*Directions for this task*: For every line in the records below that contains the word "cells", add one to a count, and report only that count.
*** Opening Extracted records ***
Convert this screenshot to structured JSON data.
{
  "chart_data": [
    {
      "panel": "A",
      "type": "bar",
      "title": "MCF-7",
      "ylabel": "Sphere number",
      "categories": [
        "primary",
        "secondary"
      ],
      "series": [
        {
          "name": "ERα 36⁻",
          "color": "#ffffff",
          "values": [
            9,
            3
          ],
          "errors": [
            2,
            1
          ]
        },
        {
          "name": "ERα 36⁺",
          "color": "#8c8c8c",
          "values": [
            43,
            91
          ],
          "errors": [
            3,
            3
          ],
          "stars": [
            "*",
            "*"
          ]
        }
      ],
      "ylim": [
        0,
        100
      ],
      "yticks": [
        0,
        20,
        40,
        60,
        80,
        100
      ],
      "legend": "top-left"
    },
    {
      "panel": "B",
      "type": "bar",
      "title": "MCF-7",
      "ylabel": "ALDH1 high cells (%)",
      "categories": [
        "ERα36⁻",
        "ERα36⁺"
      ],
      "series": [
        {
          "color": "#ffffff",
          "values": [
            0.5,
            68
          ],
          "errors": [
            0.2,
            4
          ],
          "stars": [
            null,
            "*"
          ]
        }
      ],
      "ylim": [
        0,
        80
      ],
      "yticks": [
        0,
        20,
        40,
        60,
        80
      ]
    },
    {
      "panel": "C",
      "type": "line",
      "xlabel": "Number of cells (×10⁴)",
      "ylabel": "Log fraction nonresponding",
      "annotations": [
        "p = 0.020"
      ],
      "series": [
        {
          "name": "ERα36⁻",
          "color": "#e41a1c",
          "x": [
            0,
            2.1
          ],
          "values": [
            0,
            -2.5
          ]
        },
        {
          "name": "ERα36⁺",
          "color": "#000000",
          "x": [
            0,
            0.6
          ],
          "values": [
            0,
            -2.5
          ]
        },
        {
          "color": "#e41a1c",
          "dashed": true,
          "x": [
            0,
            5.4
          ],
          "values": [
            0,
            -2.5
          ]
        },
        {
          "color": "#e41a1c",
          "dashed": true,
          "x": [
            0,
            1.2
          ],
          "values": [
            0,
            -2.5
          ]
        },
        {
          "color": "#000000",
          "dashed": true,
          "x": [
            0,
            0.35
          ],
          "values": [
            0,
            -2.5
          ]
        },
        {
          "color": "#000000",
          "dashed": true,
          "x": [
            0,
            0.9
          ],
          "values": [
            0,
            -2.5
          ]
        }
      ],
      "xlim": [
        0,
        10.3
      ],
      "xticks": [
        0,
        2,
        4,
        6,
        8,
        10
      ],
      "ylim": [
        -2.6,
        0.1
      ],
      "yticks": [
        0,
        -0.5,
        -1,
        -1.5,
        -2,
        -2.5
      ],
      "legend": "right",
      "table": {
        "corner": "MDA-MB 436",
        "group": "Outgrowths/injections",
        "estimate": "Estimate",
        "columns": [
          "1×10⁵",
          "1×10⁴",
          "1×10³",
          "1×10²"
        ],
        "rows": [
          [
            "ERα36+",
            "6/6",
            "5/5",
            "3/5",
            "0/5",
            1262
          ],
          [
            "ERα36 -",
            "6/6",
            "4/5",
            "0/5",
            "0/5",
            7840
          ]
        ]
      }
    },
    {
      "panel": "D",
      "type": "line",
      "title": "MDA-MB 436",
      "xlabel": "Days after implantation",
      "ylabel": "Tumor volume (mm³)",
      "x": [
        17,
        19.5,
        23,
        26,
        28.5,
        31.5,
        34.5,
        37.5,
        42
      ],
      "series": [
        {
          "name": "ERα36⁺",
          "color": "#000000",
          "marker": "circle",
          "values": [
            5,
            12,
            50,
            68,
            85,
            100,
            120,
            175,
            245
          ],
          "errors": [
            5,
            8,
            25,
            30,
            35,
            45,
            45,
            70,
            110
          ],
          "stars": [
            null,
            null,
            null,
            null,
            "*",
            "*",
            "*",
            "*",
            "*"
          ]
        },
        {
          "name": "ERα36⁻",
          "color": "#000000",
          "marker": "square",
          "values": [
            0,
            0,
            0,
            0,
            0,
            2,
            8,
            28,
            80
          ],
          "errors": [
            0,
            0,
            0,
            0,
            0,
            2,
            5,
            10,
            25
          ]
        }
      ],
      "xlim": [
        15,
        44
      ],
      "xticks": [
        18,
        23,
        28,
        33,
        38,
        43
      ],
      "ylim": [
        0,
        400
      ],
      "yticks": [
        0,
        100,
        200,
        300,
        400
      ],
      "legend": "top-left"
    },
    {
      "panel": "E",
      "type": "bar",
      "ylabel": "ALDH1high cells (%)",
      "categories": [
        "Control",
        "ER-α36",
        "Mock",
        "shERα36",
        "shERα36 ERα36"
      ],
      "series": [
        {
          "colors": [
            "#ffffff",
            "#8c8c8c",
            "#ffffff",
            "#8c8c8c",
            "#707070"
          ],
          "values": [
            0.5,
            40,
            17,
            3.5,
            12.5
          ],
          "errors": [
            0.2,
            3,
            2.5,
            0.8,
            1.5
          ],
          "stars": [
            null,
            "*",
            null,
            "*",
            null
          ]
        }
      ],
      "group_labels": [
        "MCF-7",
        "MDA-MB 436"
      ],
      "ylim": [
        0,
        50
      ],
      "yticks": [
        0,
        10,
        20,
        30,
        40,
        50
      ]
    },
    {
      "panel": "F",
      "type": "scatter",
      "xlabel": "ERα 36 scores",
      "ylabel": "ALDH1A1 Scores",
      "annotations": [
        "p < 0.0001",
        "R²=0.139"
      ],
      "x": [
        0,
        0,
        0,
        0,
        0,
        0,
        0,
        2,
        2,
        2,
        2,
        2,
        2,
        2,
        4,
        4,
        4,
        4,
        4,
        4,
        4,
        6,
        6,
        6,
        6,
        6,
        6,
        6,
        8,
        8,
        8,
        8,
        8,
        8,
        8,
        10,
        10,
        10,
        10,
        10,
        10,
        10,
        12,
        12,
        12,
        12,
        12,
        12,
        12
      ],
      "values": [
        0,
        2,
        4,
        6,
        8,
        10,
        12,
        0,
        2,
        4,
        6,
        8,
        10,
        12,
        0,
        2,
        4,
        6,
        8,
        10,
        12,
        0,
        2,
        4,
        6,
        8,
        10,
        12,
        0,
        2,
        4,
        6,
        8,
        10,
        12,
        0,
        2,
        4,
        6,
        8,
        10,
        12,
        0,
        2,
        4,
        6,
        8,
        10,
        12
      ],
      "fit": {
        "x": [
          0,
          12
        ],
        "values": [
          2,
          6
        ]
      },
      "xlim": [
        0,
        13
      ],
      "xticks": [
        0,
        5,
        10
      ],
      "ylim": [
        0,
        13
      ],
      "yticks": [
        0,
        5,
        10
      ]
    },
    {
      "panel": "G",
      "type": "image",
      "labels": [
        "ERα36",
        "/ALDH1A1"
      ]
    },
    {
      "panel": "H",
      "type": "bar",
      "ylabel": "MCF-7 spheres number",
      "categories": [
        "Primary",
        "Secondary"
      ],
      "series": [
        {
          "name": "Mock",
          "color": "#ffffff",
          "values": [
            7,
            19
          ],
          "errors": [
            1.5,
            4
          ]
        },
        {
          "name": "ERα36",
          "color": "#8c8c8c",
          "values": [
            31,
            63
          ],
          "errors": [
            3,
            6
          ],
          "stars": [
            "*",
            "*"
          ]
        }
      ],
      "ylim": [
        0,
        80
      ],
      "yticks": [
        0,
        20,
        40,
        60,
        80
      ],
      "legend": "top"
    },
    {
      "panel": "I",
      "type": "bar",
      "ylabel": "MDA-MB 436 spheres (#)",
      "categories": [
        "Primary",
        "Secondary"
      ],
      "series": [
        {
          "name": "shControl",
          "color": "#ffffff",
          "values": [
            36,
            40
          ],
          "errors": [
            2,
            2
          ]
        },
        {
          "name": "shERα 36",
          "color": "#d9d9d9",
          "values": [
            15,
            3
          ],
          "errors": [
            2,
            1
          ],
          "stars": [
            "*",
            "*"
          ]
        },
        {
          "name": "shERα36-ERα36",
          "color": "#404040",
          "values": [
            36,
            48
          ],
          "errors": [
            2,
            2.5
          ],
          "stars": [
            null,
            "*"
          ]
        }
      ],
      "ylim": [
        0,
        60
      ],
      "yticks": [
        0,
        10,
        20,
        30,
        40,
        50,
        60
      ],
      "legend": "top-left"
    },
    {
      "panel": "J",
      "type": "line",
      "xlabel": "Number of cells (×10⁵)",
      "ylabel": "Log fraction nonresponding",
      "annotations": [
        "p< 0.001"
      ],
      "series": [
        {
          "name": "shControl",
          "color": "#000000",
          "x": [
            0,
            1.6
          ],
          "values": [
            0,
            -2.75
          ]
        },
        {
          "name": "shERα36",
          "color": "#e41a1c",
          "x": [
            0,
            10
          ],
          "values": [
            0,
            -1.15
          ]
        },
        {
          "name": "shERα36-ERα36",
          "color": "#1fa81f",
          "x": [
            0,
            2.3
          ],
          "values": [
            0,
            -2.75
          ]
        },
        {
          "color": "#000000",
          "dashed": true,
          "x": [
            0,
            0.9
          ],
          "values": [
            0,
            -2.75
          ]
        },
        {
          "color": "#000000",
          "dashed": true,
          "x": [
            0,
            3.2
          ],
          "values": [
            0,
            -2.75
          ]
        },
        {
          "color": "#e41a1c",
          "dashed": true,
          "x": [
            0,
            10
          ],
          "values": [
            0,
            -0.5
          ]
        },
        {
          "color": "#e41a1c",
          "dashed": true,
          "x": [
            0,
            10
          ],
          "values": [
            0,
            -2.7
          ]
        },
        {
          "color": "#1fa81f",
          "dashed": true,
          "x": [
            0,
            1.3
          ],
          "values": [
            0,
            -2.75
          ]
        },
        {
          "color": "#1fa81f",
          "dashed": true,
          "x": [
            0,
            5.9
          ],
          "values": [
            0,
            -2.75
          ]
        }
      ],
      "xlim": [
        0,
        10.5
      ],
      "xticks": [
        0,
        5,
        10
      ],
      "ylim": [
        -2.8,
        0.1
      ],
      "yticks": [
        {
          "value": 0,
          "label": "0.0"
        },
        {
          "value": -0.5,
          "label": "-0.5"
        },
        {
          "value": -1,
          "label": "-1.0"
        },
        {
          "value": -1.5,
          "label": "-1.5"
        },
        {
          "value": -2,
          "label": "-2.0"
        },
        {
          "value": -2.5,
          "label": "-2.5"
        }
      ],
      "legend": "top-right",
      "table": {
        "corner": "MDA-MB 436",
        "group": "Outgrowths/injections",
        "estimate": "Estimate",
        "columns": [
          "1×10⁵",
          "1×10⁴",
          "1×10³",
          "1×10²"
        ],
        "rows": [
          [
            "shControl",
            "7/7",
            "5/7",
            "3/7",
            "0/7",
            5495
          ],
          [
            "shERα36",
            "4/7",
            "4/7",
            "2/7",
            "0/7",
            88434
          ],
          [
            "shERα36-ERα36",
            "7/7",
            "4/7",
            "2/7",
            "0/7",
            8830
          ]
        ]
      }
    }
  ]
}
*** Closing Extracted records ***
*Answer*: 4